* [Provided passage]
▬▬▬▬▬▬▬▬▬▬

From the thoughtful writing of co-director Justin Benson, to the warm cinematography by co-director Aaron Moorhead, from the bruised, spiky, but hopeful performance of Lou Taylor Pucci to the even-more-bruised, intoxicating, and daring performance of Nadia Hilker, to the lovely score by Jimmy LaValle and straight down the line, SPRING is a class act, a treat, a cause, a movie I found very easy to relate to, and even easier to love. It may be ironic to recommend a movie called SPRING in October, but it’s a movie to be visited and revisited any day of the year.
SPY is a movie which arrived preceded by a gale force of critical acclaim. I was underwhelmed, and I’ve been trying to figure out why.
As the current mass-media story goes, writer-director-producer Paul Feig and his star Melissa McCarthy have been doing more than anybody to change the conventional notions of what women can do onscreen. Why can’t a woman who looks like she should be cast as a pre-school teacher or a romance novelist (I’m not being rude — these are her character’s occupations on Mike & Molly) also play a spy in a James Bond style action thriller, or soon enough, a Ghostbuster? I hope I’m being crystal clear when I proclaim I am all for it, with every last erg of my strength. Women can do everything men can do, and often better and with greater style. And any system that doesn’t presently allow for that must absolutely be changed.

▬▬▬▬▬▬▬▬▬▬

* [Problem set]
#1 Reproduce the stretch of the film reviews from "From the thoughtful" through "figure out why.".
#2 Write the next part of the film reviews, picking up after their final sentence.

* [Material]
▬▬▬▬▬▬▬▬▬▬

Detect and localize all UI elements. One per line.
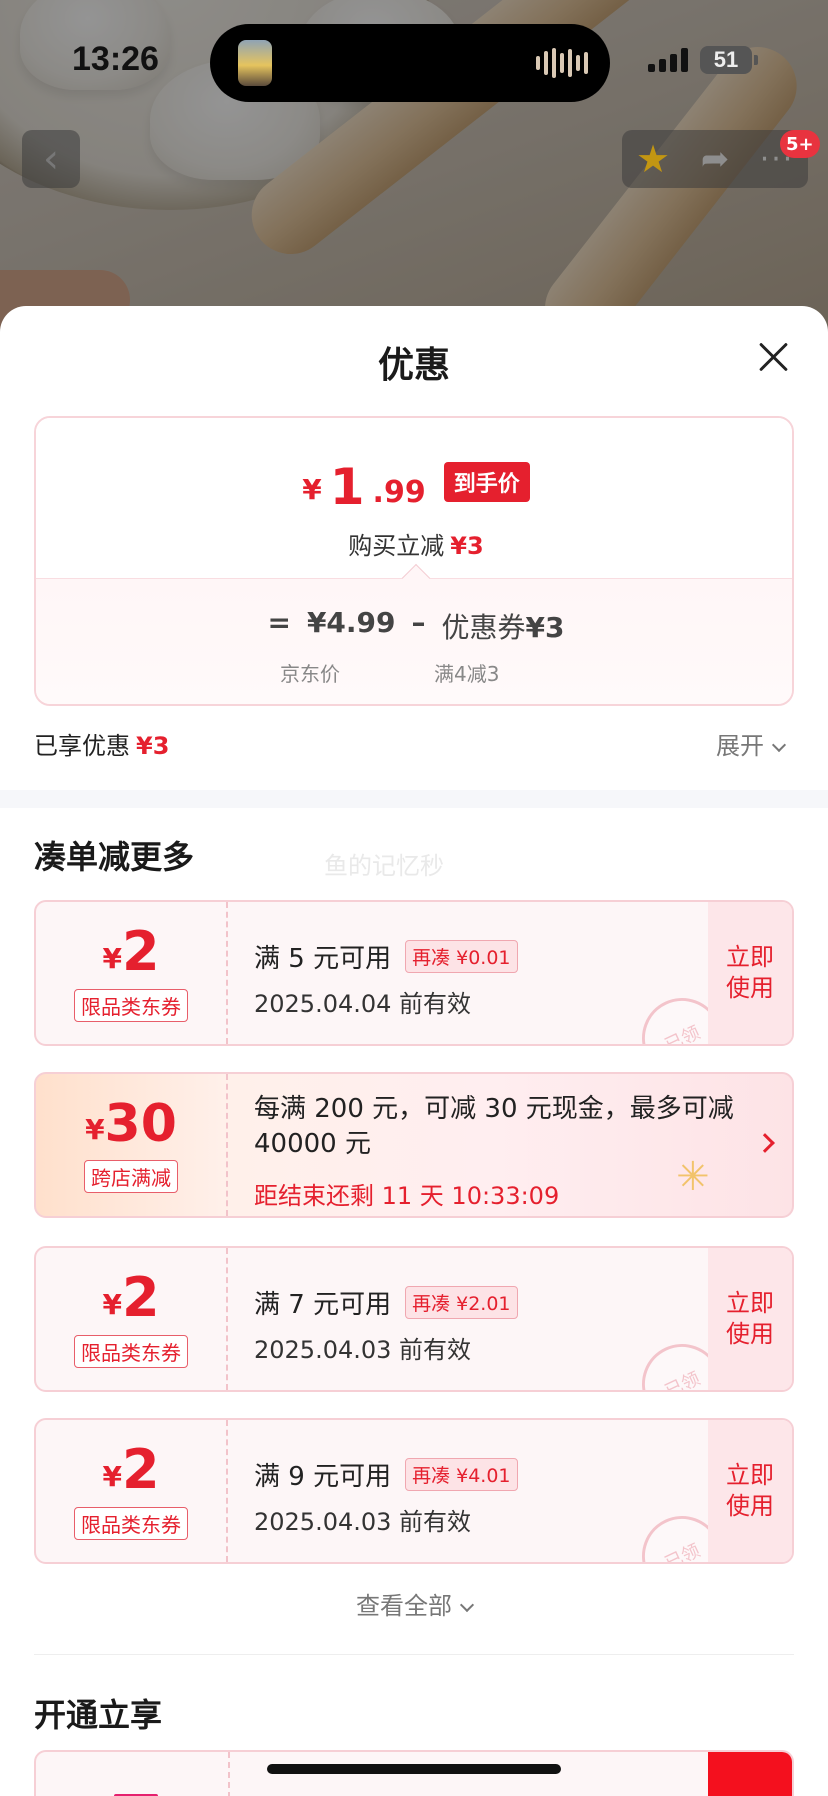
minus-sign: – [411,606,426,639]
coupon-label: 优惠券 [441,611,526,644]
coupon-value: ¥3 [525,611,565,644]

▬▬▬▬▬▬▬▬▬▬

* [Answers for the tasks]
#1
From the thoughtful writing of co-director Justin Benson, to the warm cinematography by co-director Aaron Moorhead, from the bruised, spiky, but hopeful performance of Lou Taylor Pucci to the even-more-bruised, intoxicating, and daring performance of Nadia Hilker, to the lovely score by Jimmy LaValle and straight down the line, SPRING is a class act, a treat, a cause, a movie I found very easy to relate to, and even easier to love. It may be ironic to recommend a movie called SPRING in October, but it’s a movie to be visited and revisited any day of the year.
SPY is a movie which arrived preceded by a gale force of critical acclaim. I was underwhelmed, and I’ve been trying to figure out why.

#2
I guess it’s just hard for me to get thrilled about Melissa McCarthy falling over or farting just because the comedy guys get to do it, or more importantly, to learn over the course of a movie that she’s too good for jerky guys like Jude Law in SPY, because those are comparatively tame victories, considering how the kinds of movies I watch for Daily Grindhouse and the women who star in them come with a tidal wave of fierceness. That’s why I was so charged-up about Charlize Theron in MAD MAX: FURY ROAD. It may not be fair to compare a light goofy comedy to a ferocious locomotive of action, but to me that’s the energy we need right now, in comedy as much as in action movies. When the system is so sorely fucked, it’s okay to get angry. Honestly, it seems necessary. All my heroes, male and female alike, are willing to get angry when things are wrong.
SPY is cute, and stuffed with jokes, but there’s no anger in it, and that’s why for me it’s not that energizing. At the same time, I recognize that maybe my place as a be-penised person is to stand aside and let women handle it their way. I don’t presume to tell anyone how to lead their own revolution.